▶ _Goal_
Give every line from the entries that contains "caption".
** BEGIN Data supplied **
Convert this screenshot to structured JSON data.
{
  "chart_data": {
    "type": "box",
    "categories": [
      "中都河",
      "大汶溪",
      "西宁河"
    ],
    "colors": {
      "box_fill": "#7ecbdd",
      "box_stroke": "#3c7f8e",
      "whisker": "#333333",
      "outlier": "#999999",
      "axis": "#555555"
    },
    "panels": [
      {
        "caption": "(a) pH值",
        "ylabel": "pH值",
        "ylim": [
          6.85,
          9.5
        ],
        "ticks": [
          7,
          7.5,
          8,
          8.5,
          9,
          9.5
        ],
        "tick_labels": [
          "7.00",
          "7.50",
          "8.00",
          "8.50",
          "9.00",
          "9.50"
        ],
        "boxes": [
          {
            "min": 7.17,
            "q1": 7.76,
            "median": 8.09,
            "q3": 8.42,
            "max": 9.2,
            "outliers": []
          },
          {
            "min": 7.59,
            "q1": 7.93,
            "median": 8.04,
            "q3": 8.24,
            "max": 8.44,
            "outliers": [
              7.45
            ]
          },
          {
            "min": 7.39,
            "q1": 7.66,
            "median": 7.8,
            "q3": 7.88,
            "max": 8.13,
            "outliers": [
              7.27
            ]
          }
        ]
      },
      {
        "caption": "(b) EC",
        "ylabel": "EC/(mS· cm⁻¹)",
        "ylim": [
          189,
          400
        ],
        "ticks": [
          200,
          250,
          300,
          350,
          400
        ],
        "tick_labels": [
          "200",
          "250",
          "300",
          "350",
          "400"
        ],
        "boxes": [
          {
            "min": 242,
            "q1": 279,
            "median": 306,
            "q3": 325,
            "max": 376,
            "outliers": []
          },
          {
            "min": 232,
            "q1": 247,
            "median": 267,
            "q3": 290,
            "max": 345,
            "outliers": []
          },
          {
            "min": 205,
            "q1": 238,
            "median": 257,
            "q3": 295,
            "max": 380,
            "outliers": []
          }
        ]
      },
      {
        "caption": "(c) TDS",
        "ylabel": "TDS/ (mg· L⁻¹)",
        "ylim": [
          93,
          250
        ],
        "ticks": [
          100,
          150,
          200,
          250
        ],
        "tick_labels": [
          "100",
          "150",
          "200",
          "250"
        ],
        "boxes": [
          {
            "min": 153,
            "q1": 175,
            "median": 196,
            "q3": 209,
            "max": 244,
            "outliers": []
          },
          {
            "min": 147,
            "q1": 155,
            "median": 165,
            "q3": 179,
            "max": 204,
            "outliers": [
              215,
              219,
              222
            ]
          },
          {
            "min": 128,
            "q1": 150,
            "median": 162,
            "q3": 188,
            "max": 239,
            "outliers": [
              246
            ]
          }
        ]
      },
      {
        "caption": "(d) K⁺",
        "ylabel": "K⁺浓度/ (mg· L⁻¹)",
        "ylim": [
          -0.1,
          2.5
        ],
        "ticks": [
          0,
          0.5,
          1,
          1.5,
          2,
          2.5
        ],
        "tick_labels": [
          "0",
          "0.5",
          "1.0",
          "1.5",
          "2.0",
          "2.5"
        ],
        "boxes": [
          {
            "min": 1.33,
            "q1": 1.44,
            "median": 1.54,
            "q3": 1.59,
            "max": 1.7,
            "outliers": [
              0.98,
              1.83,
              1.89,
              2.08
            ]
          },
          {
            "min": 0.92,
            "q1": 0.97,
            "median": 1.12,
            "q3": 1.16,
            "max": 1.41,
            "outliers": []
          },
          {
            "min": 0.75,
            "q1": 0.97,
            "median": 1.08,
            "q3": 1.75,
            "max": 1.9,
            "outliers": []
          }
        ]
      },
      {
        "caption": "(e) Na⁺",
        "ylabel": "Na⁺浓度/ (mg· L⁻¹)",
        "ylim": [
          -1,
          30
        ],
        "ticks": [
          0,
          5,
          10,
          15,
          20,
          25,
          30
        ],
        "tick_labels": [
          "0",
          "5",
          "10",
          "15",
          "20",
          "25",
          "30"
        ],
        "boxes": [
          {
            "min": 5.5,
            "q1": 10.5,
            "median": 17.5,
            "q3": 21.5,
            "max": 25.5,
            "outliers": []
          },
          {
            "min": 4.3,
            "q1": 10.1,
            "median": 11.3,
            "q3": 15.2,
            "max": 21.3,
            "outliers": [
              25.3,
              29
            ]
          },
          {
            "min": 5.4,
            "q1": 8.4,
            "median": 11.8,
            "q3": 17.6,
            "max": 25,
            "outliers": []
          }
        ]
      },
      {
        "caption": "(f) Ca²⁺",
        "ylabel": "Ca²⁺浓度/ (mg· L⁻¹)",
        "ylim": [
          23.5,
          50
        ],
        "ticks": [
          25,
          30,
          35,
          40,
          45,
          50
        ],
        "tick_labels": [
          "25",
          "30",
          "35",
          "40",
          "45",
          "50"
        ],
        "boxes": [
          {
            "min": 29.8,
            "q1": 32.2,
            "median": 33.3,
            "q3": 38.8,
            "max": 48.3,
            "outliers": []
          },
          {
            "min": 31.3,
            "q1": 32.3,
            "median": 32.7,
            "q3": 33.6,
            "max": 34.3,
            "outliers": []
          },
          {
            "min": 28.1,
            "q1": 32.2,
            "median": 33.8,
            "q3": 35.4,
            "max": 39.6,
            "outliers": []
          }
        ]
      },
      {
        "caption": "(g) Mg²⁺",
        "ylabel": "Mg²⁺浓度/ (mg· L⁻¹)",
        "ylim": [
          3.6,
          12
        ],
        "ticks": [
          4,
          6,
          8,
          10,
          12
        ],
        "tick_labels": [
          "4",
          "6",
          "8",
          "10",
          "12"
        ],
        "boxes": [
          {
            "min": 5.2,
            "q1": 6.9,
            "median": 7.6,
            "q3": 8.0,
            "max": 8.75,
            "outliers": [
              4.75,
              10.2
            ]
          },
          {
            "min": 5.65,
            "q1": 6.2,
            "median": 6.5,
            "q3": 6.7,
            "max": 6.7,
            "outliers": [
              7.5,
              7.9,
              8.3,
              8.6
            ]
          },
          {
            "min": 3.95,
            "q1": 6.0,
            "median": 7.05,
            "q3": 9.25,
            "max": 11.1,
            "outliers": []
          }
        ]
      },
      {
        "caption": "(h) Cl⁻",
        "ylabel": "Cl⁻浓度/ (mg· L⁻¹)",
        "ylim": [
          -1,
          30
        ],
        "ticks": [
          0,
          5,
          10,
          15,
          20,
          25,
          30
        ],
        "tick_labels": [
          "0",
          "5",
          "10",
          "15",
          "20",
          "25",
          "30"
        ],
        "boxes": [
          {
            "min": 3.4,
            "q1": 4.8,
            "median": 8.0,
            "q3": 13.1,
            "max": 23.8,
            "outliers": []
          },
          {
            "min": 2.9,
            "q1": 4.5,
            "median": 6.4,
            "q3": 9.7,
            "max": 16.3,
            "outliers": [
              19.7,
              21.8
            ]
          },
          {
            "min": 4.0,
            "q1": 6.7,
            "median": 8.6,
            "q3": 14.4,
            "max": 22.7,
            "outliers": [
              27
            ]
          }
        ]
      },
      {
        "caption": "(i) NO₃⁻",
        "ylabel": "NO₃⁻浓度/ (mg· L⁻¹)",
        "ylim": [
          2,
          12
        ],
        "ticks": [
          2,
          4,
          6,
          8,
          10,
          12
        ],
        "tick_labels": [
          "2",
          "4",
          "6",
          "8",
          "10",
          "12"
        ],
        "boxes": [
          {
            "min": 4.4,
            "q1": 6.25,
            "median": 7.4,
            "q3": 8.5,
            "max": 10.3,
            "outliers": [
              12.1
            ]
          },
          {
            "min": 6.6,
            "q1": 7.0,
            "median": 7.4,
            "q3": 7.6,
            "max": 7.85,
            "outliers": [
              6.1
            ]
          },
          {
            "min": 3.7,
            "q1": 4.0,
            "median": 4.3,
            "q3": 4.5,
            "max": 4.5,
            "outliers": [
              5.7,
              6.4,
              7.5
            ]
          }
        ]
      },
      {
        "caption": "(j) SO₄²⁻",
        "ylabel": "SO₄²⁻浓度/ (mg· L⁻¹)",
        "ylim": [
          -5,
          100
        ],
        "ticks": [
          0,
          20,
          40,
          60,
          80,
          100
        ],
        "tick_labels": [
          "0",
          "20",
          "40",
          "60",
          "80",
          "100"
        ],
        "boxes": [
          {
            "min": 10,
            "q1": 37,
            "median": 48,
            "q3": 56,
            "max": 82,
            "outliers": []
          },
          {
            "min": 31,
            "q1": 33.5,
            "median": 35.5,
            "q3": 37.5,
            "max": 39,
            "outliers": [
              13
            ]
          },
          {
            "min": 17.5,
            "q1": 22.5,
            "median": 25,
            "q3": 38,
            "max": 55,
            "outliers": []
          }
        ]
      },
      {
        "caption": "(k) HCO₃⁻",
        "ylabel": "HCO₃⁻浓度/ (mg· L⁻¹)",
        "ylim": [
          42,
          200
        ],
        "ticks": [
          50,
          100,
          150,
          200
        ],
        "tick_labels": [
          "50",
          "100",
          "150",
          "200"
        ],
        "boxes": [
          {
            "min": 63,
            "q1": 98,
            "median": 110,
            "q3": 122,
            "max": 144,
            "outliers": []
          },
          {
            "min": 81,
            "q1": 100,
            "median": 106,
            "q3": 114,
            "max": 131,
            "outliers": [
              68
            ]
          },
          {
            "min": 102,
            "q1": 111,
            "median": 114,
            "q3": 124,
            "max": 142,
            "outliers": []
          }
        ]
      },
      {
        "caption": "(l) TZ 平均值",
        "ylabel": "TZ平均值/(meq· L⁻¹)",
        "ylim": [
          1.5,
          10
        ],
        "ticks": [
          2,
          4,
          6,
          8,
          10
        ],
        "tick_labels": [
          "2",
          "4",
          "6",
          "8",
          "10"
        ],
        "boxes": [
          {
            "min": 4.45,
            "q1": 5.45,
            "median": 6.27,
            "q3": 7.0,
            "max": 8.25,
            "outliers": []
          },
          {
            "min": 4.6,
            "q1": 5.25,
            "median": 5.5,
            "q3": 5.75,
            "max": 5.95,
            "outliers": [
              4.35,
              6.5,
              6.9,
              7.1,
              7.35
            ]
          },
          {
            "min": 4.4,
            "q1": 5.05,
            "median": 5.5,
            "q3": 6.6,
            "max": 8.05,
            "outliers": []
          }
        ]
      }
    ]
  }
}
** END Data supplied **
▶ _Task response_
        "caption": "(a) pH值",
        "caption": "(b) EC",
        "caption": "(c) TDS",
        "caption": "(d) K⁺",
        "caption": "(e) Na⁺",
        "caption": "(f) Ca²⁺",
        "caption": "(g) Mg²⁺",
        "caption": "(h) Cl⁻",
        "caption": "(i) NO₃⁻",
        "caption": "(j) SO₄²⁻",
        "caption": "(k) HCO₃⁻",
        "caption": "(l) TZ 平均值",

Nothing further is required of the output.